> [STATED EXERCISE]: Copy out all lines carrying the word "Bulatov".

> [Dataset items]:
+-------+
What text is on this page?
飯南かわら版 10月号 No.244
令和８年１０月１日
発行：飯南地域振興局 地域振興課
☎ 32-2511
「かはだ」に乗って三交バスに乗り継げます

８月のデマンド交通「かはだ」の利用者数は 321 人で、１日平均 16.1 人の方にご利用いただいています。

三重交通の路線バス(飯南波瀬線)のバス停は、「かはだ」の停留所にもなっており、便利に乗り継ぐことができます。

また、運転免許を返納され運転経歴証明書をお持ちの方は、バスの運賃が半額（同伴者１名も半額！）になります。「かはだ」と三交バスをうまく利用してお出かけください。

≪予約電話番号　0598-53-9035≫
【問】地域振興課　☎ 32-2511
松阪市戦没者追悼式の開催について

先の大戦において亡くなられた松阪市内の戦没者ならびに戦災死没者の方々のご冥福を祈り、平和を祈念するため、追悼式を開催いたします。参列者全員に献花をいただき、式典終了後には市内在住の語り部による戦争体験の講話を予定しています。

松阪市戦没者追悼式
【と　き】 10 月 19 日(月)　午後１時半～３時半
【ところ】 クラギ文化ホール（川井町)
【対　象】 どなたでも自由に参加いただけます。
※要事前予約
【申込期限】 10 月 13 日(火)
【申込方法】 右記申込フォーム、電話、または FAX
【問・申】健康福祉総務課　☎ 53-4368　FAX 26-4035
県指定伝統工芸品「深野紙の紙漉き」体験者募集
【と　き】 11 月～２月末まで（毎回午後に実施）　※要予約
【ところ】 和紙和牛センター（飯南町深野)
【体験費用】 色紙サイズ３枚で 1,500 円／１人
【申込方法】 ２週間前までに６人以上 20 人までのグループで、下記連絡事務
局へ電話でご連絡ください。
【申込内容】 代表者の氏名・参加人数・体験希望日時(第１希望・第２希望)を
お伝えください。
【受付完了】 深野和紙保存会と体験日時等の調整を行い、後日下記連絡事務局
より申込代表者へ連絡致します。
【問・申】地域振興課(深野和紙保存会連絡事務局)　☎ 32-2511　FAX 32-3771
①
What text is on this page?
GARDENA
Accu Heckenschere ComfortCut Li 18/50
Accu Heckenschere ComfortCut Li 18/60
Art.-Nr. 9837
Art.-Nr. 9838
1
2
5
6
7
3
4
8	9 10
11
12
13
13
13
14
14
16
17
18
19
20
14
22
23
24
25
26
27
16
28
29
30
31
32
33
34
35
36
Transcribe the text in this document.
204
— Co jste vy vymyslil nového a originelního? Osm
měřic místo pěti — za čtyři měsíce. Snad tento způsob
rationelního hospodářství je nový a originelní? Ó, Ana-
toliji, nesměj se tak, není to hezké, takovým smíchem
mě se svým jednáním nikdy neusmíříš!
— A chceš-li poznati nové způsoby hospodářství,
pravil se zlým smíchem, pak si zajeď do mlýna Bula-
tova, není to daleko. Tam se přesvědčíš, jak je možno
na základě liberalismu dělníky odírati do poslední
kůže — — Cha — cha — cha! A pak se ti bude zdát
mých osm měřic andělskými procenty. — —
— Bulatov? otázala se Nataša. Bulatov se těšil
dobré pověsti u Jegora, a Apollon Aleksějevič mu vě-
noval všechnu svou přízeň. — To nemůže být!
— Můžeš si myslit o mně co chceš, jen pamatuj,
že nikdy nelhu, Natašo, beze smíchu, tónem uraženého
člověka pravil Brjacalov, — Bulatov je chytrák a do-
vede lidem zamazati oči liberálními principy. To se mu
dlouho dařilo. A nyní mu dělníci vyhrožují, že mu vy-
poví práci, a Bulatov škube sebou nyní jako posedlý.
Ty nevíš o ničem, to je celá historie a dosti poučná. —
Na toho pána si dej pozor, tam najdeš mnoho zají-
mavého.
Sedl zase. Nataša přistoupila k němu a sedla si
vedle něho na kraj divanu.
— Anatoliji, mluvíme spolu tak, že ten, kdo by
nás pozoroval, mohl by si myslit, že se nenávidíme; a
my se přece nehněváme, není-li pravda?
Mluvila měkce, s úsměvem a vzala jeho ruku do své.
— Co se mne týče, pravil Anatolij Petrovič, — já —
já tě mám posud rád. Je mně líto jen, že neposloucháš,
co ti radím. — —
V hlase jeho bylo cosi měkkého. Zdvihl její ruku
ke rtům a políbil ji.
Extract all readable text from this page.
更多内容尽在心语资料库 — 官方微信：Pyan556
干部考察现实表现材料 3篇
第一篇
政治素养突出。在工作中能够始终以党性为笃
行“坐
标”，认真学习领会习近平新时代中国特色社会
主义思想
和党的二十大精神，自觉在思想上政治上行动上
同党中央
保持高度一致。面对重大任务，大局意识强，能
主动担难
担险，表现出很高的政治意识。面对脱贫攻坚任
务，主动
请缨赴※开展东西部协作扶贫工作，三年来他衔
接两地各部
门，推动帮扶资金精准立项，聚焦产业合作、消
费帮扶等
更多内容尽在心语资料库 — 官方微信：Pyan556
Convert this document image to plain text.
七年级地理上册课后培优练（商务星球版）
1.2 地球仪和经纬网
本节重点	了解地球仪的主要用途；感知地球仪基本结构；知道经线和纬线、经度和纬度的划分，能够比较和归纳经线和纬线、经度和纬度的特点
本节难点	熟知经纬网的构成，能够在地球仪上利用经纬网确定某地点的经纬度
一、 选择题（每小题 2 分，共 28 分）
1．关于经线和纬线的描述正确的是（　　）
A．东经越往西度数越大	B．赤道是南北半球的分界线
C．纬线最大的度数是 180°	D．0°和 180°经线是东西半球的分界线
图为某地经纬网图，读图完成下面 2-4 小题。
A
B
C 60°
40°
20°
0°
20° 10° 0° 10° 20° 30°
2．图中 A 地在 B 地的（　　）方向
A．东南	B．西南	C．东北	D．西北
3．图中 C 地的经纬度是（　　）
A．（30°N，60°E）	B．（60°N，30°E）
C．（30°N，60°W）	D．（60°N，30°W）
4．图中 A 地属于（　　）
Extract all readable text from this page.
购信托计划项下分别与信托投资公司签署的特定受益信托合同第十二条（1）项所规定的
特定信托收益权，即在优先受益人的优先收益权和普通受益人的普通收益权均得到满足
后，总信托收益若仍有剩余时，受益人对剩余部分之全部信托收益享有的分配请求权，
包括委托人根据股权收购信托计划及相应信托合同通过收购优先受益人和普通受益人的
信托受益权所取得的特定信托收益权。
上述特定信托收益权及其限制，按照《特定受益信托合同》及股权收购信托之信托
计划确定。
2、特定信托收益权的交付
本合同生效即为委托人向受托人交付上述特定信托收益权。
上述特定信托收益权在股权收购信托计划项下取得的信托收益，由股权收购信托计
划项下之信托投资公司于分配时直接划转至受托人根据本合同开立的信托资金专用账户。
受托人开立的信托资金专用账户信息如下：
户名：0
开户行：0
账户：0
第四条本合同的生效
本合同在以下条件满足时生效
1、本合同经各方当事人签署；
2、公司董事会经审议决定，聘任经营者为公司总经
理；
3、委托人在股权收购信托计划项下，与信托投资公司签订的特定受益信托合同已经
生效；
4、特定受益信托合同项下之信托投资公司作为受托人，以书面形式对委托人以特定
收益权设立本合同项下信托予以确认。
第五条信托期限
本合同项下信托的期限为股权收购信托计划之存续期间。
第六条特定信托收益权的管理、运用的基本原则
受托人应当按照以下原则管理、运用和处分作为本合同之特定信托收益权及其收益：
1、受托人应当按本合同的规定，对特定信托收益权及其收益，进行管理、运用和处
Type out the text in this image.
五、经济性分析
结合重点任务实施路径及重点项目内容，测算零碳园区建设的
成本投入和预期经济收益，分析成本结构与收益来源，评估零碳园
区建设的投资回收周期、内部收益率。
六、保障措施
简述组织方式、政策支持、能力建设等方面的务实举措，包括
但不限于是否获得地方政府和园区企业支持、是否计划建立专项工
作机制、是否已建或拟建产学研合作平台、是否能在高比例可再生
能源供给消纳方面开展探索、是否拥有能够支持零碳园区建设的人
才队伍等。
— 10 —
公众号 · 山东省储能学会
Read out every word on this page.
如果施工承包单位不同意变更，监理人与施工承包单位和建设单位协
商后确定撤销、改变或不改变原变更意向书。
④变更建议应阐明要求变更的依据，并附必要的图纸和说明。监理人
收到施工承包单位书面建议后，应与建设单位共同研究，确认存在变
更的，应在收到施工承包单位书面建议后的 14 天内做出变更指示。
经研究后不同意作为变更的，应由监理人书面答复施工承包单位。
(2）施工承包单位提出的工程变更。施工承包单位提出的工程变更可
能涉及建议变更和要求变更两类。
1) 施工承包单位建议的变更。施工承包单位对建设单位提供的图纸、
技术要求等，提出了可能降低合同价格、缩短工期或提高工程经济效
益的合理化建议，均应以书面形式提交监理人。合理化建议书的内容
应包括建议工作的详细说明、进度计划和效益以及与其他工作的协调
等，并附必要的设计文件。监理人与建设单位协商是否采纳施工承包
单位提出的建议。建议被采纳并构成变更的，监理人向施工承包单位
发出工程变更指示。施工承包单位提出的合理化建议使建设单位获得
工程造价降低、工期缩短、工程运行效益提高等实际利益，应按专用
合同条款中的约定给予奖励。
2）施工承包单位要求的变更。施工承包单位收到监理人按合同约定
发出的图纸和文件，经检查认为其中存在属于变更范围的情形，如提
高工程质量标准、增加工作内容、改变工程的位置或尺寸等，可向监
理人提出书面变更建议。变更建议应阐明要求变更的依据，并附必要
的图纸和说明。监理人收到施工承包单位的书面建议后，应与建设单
+-------+
> [OUTPUT]:
— Bulatov? otázala se Nataša. Bulatov se těšil
člověka pravil Brjacalov, — Bulatov je chytrák a do-
poví práci, a Bulatov škube sebou nyní jako posedlý.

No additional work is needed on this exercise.